- SUPPLIED RECORDS -

'''

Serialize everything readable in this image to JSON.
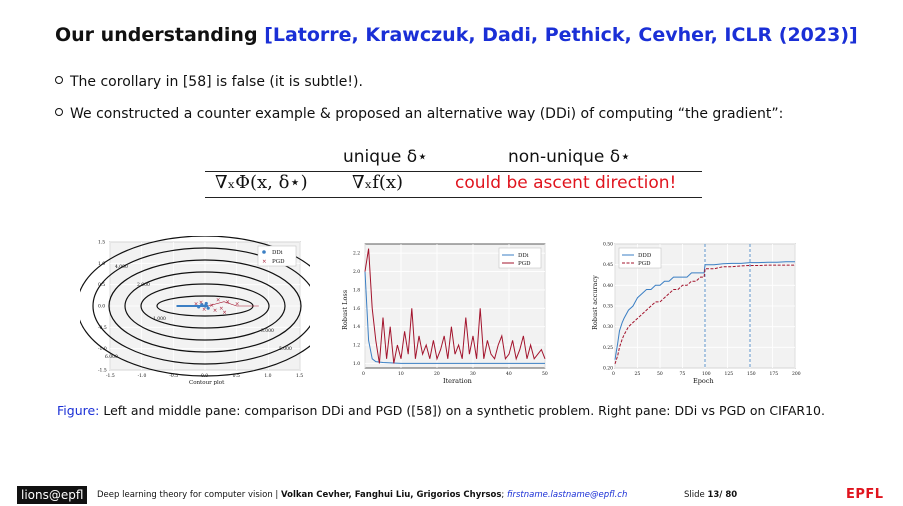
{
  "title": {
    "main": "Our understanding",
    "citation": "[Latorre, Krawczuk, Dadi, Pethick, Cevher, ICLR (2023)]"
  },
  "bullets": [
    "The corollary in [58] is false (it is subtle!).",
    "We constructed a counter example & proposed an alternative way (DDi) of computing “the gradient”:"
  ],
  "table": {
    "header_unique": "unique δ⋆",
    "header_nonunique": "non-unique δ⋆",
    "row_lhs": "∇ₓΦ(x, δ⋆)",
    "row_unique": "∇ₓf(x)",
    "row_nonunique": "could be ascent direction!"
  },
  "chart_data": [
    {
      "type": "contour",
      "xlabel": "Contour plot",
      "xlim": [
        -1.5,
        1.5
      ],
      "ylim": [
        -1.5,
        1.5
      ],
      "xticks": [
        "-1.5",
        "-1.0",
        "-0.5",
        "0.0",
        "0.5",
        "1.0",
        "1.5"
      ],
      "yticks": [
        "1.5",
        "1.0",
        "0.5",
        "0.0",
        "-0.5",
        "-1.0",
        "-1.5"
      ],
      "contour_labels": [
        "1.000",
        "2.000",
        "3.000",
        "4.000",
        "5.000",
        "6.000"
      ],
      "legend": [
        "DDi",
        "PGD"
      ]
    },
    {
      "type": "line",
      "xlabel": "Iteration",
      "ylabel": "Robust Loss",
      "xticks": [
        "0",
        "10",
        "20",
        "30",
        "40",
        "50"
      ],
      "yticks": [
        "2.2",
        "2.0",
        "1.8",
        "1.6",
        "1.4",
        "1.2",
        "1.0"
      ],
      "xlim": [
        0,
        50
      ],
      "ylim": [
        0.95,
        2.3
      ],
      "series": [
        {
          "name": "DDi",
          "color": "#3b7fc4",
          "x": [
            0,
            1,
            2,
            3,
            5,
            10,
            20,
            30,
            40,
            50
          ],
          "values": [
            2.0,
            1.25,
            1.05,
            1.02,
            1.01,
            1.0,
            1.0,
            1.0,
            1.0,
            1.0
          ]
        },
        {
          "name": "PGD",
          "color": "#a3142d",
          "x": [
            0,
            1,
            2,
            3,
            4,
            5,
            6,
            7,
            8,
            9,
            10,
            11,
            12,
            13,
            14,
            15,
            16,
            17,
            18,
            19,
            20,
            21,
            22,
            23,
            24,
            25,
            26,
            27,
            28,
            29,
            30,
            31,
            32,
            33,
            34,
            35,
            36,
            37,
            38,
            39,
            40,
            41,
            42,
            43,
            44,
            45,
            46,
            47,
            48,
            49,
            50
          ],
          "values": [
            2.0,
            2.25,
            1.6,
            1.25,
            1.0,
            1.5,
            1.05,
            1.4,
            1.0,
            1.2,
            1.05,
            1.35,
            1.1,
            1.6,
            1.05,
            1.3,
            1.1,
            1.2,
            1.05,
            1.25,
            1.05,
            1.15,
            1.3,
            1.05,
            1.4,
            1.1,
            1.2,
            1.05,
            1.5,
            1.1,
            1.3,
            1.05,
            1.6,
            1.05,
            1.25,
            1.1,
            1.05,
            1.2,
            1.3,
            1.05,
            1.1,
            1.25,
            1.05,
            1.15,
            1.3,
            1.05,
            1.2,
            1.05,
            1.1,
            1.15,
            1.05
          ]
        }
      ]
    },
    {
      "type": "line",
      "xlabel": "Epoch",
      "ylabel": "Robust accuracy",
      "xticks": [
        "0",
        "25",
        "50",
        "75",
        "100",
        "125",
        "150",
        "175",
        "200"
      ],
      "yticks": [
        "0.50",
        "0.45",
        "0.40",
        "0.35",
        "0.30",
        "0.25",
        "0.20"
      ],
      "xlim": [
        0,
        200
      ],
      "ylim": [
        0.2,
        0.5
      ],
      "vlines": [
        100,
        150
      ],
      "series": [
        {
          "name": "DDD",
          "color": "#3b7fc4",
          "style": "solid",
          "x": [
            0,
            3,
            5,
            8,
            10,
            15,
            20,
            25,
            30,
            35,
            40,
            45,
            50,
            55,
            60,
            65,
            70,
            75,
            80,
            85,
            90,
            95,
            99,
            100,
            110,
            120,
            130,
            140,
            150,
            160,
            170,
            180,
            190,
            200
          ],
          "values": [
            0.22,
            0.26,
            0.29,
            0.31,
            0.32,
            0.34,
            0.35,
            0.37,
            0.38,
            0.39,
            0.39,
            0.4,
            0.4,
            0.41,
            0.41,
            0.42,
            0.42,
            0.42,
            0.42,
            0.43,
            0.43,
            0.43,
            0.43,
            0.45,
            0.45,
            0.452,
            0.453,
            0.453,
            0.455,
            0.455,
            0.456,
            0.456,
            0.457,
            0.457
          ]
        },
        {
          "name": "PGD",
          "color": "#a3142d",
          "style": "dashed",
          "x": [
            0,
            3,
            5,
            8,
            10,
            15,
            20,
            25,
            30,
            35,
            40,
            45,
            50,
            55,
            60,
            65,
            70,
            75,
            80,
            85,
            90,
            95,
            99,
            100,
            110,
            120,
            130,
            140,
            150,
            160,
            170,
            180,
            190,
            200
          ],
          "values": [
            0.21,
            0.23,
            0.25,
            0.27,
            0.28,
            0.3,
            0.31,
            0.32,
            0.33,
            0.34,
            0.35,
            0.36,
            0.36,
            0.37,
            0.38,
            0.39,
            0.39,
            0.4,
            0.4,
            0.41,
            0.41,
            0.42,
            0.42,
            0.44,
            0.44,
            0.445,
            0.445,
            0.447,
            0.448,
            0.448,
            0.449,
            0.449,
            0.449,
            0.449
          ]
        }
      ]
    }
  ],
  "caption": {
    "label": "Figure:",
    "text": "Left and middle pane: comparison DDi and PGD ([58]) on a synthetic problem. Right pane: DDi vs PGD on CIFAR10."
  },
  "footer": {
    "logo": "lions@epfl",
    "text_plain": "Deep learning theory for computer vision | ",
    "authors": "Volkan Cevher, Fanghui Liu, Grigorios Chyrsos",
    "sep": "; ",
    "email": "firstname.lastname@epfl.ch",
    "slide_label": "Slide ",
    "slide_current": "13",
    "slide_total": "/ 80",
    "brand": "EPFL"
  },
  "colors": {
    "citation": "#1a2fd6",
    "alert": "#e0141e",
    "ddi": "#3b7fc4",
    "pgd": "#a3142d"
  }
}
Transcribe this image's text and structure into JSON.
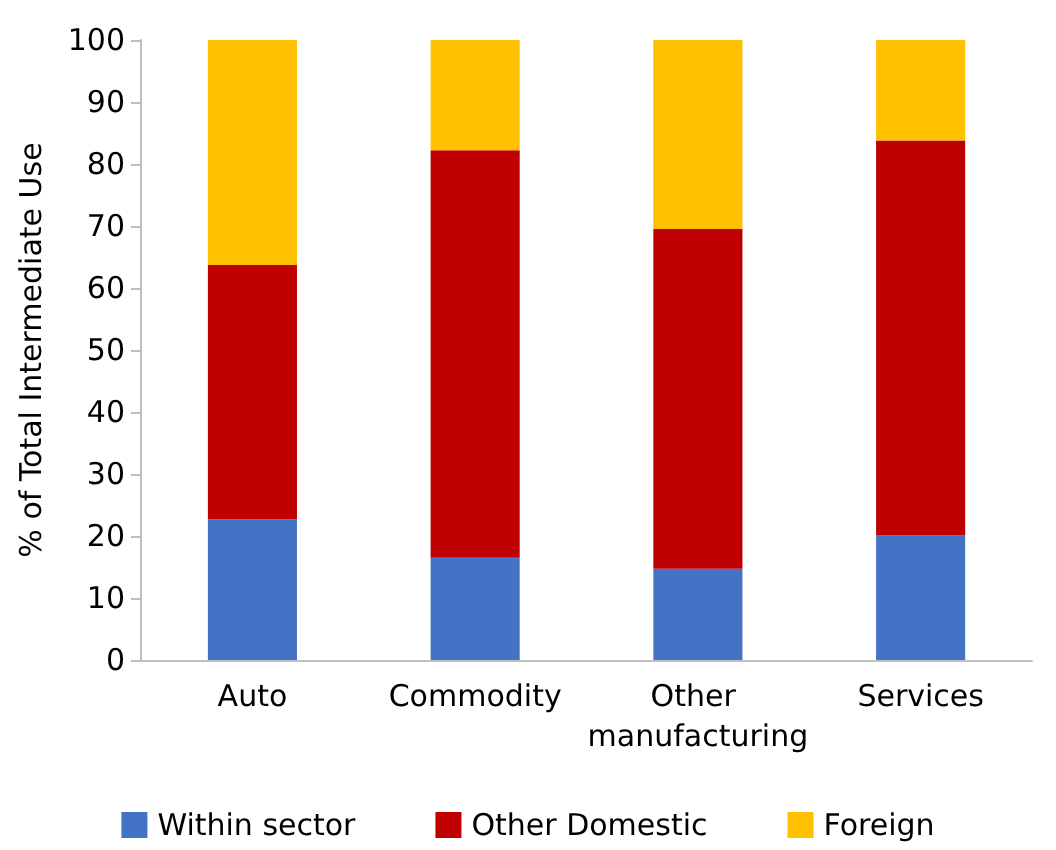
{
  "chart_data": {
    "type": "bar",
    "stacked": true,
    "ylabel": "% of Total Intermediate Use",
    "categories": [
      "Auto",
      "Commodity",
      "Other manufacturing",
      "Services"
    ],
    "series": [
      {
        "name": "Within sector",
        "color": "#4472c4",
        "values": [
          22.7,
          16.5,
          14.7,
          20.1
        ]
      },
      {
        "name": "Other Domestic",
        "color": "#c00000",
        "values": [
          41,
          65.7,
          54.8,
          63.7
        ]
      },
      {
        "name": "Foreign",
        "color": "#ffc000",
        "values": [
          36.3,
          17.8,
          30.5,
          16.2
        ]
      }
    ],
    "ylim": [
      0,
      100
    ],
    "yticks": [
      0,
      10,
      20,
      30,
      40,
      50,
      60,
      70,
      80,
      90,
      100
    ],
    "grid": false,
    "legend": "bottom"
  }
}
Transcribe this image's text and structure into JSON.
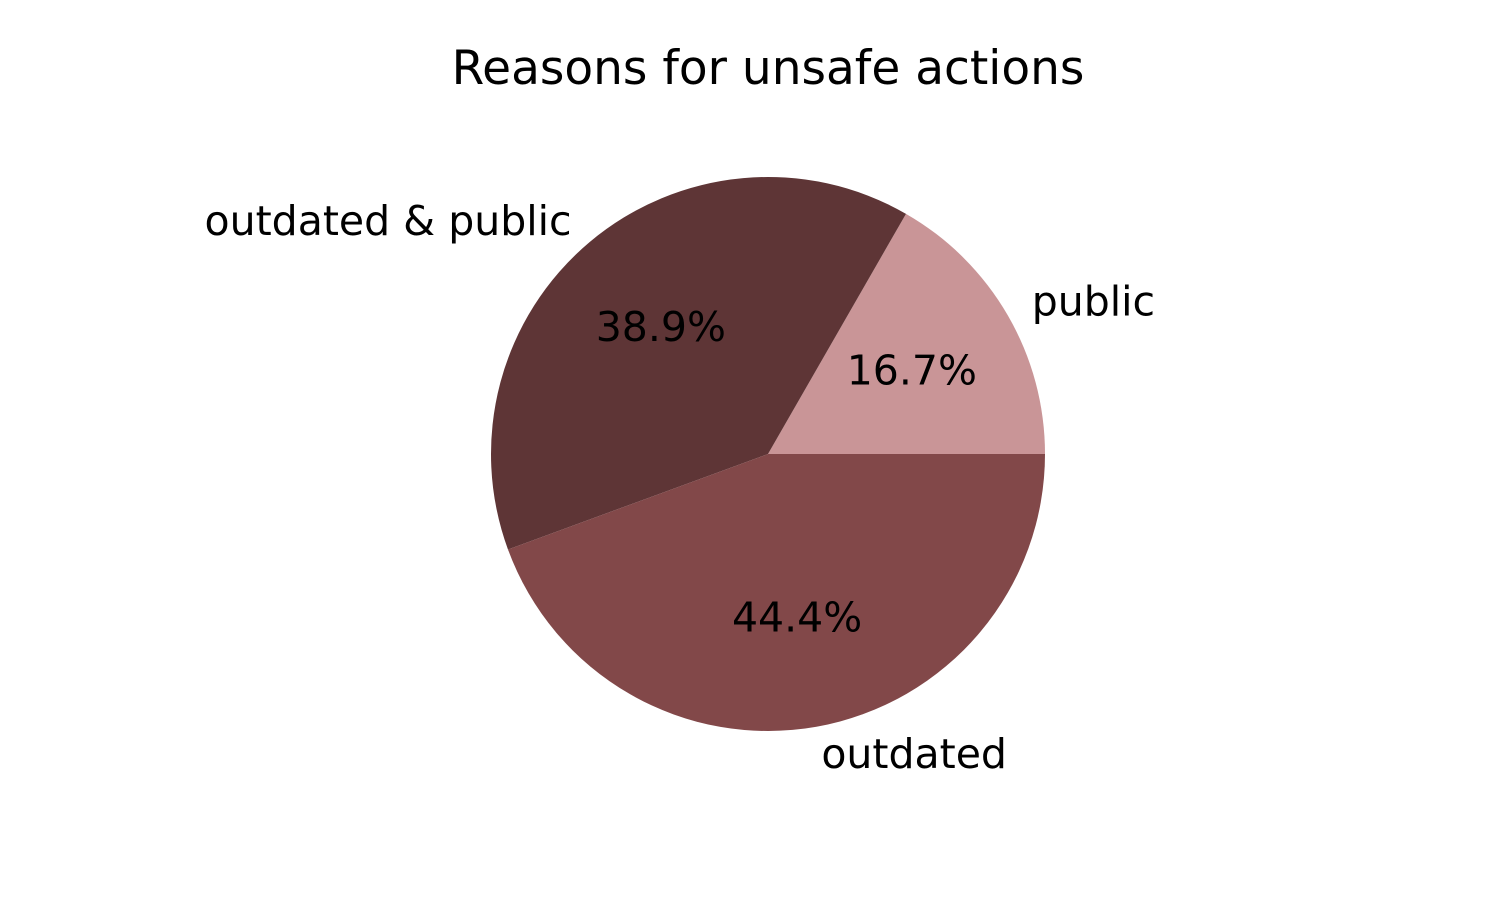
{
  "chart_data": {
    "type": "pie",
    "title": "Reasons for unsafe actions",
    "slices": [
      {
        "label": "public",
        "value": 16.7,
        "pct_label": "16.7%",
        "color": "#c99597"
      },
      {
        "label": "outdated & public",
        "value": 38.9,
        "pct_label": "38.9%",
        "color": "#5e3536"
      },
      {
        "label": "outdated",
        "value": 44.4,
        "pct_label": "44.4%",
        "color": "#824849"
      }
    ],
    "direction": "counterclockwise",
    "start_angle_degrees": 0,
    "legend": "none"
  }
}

'''

- WHAT IS NEEDED -
Copy each line above containing the string "public".

- RESPONSE FOR THIS EXERCISE -
        "label": "public",
        "label": "outdated & public",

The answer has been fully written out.